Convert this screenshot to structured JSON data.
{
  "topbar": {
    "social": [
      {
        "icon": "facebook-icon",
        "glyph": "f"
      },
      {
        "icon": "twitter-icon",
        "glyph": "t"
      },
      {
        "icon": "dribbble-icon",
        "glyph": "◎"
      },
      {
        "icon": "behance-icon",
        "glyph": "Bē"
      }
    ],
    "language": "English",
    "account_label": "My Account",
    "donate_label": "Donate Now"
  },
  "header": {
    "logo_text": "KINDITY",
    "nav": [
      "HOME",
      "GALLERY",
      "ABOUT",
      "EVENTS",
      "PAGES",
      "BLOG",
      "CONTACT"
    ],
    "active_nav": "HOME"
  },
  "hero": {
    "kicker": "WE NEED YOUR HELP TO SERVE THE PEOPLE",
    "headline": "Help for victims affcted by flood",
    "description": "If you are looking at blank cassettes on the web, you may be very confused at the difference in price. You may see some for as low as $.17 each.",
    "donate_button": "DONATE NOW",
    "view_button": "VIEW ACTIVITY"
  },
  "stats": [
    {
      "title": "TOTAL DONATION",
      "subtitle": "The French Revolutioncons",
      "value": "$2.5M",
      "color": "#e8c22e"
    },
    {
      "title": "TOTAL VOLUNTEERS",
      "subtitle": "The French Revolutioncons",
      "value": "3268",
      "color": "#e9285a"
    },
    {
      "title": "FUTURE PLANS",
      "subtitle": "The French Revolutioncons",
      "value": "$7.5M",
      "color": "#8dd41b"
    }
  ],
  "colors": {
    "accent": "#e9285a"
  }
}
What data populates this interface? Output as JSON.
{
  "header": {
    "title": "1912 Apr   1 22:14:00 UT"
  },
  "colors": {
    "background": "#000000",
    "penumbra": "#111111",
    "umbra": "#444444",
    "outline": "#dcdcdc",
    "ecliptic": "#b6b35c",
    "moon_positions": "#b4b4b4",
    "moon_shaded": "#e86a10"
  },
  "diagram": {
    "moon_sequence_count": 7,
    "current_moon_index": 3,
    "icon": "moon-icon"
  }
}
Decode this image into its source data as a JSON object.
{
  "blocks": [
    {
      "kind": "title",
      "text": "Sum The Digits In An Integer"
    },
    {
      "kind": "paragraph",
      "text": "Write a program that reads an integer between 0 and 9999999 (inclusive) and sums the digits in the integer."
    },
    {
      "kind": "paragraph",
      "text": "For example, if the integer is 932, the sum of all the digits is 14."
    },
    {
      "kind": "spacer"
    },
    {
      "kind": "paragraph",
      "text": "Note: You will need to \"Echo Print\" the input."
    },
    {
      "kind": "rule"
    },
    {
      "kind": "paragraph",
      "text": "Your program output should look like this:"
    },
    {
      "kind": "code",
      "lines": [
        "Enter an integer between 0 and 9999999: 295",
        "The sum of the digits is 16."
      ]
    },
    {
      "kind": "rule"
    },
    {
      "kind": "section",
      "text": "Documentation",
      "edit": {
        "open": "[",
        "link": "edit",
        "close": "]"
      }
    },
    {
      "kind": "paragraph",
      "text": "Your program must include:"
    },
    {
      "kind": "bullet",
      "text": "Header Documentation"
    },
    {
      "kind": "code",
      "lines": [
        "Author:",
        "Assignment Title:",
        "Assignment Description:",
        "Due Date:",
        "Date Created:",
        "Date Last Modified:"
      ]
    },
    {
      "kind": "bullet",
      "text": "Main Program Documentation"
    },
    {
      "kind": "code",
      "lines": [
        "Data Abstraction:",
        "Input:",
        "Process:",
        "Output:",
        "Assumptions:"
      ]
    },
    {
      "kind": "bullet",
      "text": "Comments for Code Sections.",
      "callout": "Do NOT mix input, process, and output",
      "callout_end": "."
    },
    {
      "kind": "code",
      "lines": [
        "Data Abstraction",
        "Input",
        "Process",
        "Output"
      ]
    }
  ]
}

= = = = = = =

■ DESCRIPTION OF THE TASK
Return all of the data precisely as it appears.

■ RESULT OF THE TASK
Convert this screenshot to structured JSON data.
{
  "topbar": {
    "social": [
      {
        "icon": "facebook-icon",
        "glyph": "f"
      },
      {
        "icon": "twitter-icon",
        "glyph": "t"
      },
      {
        "icon": "dribbble-icon",
        "glyph": "◎"
      },
      {
        "icon": "behance-icon",
        "glyph": "Bē"
      }
    ],
    "language": "English",
    "account_label": "My Account",
    "donate_label": "Donate Now"
  },
  "header": {
    "logo_text": "KINDITY",
    "nav": [
      "HOME",
      "GALLERY",
      "ABOUT",
      "EVENTS",
      "PAGES",
      "BLOG",
      "CONTACT"
    ],
    "active_nav": "HOME"
  },
  "hero": {
    "kicker": "WE NEED YOUR HELP TO SERVE THE PEOPLE",
    "headline": "Help for victims affcted by flood",
    "description": "If you are looking at blank cassettes on the web, you may be very confused at the difference in price. You may see some for as low as $.17 each.",
    "donate_button": "DONATE NOW",
    "view_button": "VIEW ACTIVITY"
  },
  "stats": [
    {
      "title": "TOTAL DONATION",
      "subtitle": "The French Revolutioncons",
      "value": "$2.5M",
      "color": "#e8c22e"
    },
    {
      "title": "TOTAL VOLUNTEERS",
      "subtitle": "The French Revolutioncons",
      "value": "3268",
      "color": "#e9285a"
    },
    {
      "title": "FUTURE PLANS",
      "subtitle": "The French Revolutioncons",
      "value": "$7.5M",
      "color": "#8dd41b"
    }
  ],
  "colors": {
    "accent": "#e9285a"
  }
}
What data populates this interface? Output as JSON.
{
  "header": {
    "title": "1912 Apr   1 22:14:00 UT"
  },
  "colors": {
    "background": "#000000",
    "penumbra": "#111111",
    "umbra": "#444444",
    "outline": "#dcdcdc",
    "ecliptic": "#b6b35c",
    "moon_positions": "#b4b4b4",
    "moon_shaded": "#e86a10"
  },
  "diagram": {
    "moon_sequence_count": 7,
    "current_moon_index": 3,
    "icon": "moon-icon"
  }
}
Decode this image into its source data as a JSON object.
{
  "blocks": [
    {
      "kind": "title",
      "text": "Sum The Digits In An Integer"
    },
    {
      "kind": "paragraph",
      "text": "Write a program that reads an integer between 0 and 9999999 (inclusive) and sums the digits in the integer."
    },
    {
      "kind": "paragraph",
      "text": "For example, if the integer is 932, the sum of all the digits is 14."
    },
    {
      "kind": "spacer"
    },
    {
      "kind": "paragraph",
      "text": "Note: You will need to \"Echo Print\" the input."
    },
    {
      "kind": "rule"
    },
    {
      "kind": "paragraph",
      "text": "Your program output should look like this:"
    },
    {
      "kind": "code",
      "lines": [
        "Enter an integer between 0 and 9999999: 295",
        "The sum of the digits is 16."
      ]
    },
    {
      "kind": "rule"
    },
    {
      "kind": "section",
      "text": "Documentation",
      "edit": {
        "open": "[",
        "link": "edit",
        "close": "]"
      }
    },
    {
      "kind": "paragraph",
      "text": "Your program must include:"
    },
    {
      "kind": "bullet",
      "text": "Header Documentation"
    },
    {
      "kind": "code",
      "lines": [
        "Author:",
        "Assignment Title:",
        "Assignment Description:",
        "Due Date:",
        "Date Created:",
        "Date Last Modified:"
      ]
    },
    {
      "kind": "bullet",
      "text": "Main Program Documentation"
    },
    {
      "kind": "code",
      "lines": [
        "Data Abstraction:",
        "Input:",
        "Process:",
        "Output:",
        "Assumptions:"
      ]
    },
    {
      "kind": "bullet",
      "text": "Comments for Code Sections.",
      "callout": "Do NOT mix input, process, and output",
      "callout_end": "."
    },
    {
      "kind": "code",
      "lines": [
        "Data Abstraction",
        "Input",
        "Process",
        "Output"
      ]
    }
  ]
}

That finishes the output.